> **Your task**:
From the entries below, copy out every line with "SDTVAR" in it.

> **Exercise materials**:
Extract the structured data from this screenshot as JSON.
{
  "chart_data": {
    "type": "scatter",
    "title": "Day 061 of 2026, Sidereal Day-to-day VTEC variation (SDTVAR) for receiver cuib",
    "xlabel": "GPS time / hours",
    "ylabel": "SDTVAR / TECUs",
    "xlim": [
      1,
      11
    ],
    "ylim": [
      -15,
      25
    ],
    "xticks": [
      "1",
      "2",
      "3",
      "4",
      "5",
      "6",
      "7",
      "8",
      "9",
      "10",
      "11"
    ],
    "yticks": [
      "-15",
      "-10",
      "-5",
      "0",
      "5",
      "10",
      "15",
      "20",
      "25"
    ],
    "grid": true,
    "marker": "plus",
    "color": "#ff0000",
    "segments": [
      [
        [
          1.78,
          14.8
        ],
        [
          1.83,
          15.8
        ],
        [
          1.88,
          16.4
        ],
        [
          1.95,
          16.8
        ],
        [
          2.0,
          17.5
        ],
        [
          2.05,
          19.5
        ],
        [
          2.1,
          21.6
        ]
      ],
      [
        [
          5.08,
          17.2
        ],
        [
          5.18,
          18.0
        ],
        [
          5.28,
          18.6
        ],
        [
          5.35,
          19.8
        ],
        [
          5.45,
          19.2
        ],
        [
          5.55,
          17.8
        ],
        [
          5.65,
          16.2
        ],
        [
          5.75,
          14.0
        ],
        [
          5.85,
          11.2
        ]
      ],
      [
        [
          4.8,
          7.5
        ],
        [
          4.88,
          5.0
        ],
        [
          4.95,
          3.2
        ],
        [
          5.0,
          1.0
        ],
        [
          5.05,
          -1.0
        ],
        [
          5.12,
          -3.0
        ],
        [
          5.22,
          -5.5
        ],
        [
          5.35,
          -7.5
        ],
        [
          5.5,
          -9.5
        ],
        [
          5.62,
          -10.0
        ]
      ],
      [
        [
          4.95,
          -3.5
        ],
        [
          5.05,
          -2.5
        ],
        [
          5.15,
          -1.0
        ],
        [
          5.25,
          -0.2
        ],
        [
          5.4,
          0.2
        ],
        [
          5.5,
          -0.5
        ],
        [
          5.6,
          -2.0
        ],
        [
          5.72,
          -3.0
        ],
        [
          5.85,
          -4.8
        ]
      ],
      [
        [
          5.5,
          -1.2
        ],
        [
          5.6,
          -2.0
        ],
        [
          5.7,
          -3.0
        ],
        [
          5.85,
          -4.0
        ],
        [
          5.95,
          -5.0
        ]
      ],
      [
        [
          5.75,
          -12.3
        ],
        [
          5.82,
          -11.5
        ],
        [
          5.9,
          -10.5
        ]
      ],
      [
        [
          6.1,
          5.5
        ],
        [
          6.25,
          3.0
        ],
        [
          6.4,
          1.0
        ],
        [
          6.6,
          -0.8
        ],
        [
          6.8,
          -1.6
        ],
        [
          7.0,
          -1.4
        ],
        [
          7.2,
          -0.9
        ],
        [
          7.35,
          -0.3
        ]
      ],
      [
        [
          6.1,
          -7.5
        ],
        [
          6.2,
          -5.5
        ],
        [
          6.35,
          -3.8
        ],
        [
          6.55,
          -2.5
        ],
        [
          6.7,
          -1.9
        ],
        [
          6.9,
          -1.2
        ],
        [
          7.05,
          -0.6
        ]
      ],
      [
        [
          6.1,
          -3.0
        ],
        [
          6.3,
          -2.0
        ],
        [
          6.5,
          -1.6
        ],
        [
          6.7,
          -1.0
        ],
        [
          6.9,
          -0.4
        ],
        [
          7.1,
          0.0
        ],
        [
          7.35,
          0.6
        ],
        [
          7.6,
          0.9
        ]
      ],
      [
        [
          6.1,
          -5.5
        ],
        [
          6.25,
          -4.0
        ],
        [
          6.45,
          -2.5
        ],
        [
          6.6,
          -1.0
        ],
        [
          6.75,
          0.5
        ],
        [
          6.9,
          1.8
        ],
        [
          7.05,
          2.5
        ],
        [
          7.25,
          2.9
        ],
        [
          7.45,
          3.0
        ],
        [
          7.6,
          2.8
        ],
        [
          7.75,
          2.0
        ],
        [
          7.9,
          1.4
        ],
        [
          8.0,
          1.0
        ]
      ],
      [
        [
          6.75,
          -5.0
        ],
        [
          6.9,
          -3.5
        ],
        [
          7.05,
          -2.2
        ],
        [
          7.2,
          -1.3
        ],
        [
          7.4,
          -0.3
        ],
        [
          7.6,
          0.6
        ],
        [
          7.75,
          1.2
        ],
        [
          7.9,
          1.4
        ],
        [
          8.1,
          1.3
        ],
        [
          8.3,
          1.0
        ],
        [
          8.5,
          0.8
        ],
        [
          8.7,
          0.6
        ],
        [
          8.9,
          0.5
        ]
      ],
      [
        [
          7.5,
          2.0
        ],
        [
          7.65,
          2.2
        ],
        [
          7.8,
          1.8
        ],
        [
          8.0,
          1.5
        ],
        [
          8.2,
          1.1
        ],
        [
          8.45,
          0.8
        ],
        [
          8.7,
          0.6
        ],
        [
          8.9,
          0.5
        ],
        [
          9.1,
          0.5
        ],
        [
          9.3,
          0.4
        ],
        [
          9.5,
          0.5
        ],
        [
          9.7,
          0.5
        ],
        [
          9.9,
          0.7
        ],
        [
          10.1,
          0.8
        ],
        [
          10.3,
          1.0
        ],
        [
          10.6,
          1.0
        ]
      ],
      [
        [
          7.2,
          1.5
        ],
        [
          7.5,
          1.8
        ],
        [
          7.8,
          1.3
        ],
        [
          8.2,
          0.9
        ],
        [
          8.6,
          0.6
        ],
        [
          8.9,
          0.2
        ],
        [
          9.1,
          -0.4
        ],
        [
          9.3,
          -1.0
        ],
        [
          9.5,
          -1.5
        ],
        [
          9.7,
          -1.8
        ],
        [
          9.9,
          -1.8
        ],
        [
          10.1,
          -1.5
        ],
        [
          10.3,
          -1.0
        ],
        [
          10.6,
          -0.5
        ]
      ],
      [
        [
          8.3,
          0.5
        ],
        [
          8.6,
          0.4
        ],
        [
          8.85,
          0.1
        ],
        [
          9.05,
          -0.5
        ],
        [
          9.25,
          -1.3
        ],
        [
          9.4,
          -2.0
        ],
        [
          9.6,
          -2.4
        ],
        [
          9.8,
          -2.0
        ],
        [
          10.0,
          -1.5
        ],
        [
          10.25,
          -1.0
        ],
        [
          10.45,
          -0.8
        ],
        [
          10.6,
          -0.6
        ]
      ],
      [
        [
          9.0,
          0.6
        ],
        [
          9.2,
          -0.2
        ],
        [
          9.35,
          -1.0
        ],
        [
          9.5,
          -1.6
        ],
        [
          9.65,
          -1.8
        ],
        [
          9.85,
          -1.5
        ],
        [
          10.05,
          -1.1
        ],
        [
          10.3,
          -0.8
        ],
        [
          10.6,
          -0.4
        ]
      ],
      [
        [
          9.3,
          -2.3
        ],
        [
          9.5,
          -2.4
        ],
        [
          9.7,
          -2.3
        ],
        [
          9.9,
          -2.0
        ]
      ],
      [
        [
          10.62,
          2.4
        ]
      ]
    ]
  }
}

> **The solution**:
    "title": "Day 061 of 2026, Sidereal Day-to-day VTEC variation (SDTVAR) for receiver cuib",
    "ylabel": "SDTVAR / TECUs",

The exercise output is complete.